Texto para leitura
***

Vicenzo
era trabalhador em uma usina siderúrgica na Itália,
que está sendo desativada. Diversos equipamentos
da fábrica são vendidos a chineses e o
antigo técnico, de forma sorrateira, tenta estabelecer
contato com eles para comunicá-los sobre um problema
com uma das máquinas. Entre ele e os chineses,
além da incomunicabilidade na qual Liu Hua, a
tradutora, vem intervir, está, portanto, esta
peça de maquinaria sobre a qual reside um grande
mistério. E é este mistério, esta
suspensão de palavras, o grande interesse de
Gianni Amelio em A Estrela Que Não É.
A negativa do título, que parece pairar sobre
todo o filme, incita um clima de suspense indefinido.
Sabemos que a tal peça causou uma explosão
na fábrica e matou trabalhadores, razão
do empenho missionário de Vicenzo em evitar um
possível novo acidente. Mas o estado de negativa
instaurado suprime qualquer informação
suplementar sobre a peça, sobre o acidente, e
mesmo sobre as intenções do personagem,
deixando um vácuo significativo sobre a motivação
da narrativa.
O que se anuncia como uma espionagem industrial e intriga
tecnológica, passa a ganhar ares de conto de
aproximação entre duas pessoas, cuja relação
estranha e conflituosa do início cede aos poucos
à medida que o afeto cresce entre elas. A
Estrela Que Não É perde-se então
nesta sua indefinição entre uma trama
mais palpável, um drama mais sutil e a exploração
do encontro e eventual choque entre duas culturas (a
italiana e chinesa) a pautar uma narrativa de viagem
e descobertas. Vicenzo parte para a China, imbuído
de sua missão auto-imposta de prevenir um virtual
desastre e lá reencontra Liu Hua e contrata-a
para acompanhá-lo como intérprete. Em
sua óbvia posição de elo entre
as culturas, a moça guia o italiano pelo desconhecido
da geografia e dos hábitos locais. Mas o que
seria uma jornada, torna-se uma busca investigativa,
já que Vicenzo não possui informação
alguma sobre a fábrica que procura. E uma vez
mais o filme não sabe onde pisa, pois precisa
inventar fatos e costurá-los num roteiro para
destilar sua crença num humanismo acima das nações,
que demonstre ser possível a compreensão
entre os homens para além das barreiras culturais.

***

(Anotações de caixas delimitadoras)
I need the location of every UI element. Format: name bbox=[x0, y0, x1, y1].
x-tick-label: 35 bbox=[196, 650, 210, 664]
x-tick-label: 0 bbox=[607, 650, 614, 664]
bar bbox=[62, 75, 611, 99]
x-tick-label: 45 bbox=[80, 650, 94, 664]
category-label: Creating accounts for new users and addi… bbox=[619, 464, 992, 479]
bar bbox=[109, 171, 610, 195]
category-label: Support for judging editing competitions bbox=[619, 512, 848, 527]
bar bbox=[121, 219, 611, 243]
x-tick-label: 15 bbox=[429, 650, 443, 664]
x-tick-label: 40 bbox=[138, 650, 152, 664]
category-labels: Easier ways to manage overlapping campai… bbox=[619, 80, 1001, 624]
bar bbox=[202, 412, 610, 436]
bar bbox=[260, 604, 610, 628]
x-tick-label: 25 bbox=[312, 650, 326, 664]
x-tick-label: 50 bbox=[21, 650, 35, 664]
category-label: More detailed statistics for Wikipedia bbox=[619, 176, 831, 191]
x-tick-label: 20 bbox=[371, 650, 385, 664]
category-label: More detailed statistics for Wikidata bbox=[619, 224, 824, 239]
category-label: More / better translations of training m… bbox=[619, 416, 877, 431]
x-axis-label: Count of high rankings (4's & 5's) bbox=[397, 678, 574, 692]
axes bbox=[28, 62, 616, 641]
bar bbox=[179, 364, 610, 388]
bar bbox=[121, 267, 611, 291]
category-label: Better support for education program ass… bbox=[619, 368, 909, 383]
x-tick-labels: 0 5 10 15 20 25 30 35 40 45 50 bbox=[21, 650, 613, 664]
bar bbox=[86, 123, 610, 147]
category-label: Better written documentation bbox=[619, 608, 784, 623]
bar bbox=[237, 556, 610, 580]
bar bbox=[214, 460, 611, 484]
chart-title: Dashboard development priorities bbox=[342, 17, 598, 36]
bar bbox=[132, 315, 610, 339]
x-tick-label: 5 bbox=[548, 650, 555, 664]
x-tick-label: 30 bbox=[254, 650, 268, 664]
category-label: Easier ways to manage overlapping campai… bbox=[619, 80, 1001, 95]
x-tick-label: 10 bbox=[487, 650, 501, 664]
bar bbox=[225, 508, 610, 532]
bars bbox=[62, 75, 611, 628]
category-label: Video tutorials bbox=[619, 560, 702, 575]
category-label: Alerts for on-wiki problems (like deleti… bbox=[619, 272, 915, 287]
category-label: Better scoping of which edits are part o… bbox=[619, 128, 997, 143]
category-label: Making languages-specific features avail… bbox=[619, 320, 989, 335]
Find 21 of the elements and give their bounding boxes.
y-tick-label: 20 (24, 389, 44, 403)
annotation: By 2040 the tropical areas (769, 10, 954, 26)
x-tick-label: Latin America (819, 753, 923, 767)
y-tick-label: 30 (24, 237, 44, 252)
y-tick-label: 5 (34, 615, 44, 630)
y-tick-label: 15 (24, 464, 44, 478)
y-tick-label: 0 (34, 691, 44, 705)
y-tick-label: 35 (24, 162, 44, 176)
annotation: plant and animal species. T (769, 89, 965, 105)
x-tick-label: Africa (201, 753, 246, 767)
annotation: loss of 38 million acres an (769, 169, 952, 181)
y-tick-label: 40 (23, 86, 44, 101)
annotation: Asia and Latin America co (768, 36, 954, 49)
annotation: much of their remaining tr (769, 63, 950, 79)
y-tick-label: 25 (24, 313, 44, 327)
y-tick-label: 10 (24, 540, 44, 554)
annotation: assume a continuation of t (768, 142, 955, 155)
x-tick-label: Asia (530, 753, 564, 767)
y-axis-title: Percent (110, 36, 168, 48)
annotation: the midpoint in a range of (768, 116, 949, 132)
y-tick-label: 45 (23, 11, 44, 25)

***

Desafios
a) No texto sobre o filme, qual função Liu Hua assume ao ser contratada por Vicenzo na China?
b) Retome o texto sobre o filme A Estrela Que Não É e continue-o a partir da última frase.
Os dados não têm nenhum papel nesta atividade.

Respostas abaixo
a) Ela é contratada para acompanhá-lo como intérprete.

b)
Desta forma, Amelio cria, a exemplo de Zhang Yimou em
Um Longo Caminho, um filme-redoma, no qual o
encontro entre culturas é amenizado em seus possíveis
confrontos e as diferenças são tratadas
como pontuais, para que seja sobrevenha o sentimento
de que todos os homens compartilham uma humanidade em
comum. E, embora o diretor italiano tente capturar em
seu filme um afeto sem nome, circunstancial, que irrompa
entre duas pessoas apesar do que as separa, sua câmera
destaca as figuras do fundo e coloniza o espaço,
descortinando-o como algo já conhecido e eliminando
a sensação de descoberta que acompanharia
Vicenzo. O filme apresenta-se "protegido" do mundo e
domestica os perigos e conflitos que poderiam ameaçar
os personagens. E por sua incapacidade de centrar minimamente
os propósitos da narrativa, A Estrela Que
Não É apenas multiplica incertezas,
sendo a mais vital a que envolve a falha da máquina,
aspecto central do filme: seria ela apenas uma obsessão
de Vicenzo e um pretexto para sua busca pessoal por
uma redenção, possivelmente por conta
de um passado (que desconhecemos e que ele projeta em
Liu Hua), ou uma ameaça real, em que a ilusão
de justiça e de comunicação extraverbal
do italiano corrobora a má índole dos
seus compatriotas que fizeram o negócio?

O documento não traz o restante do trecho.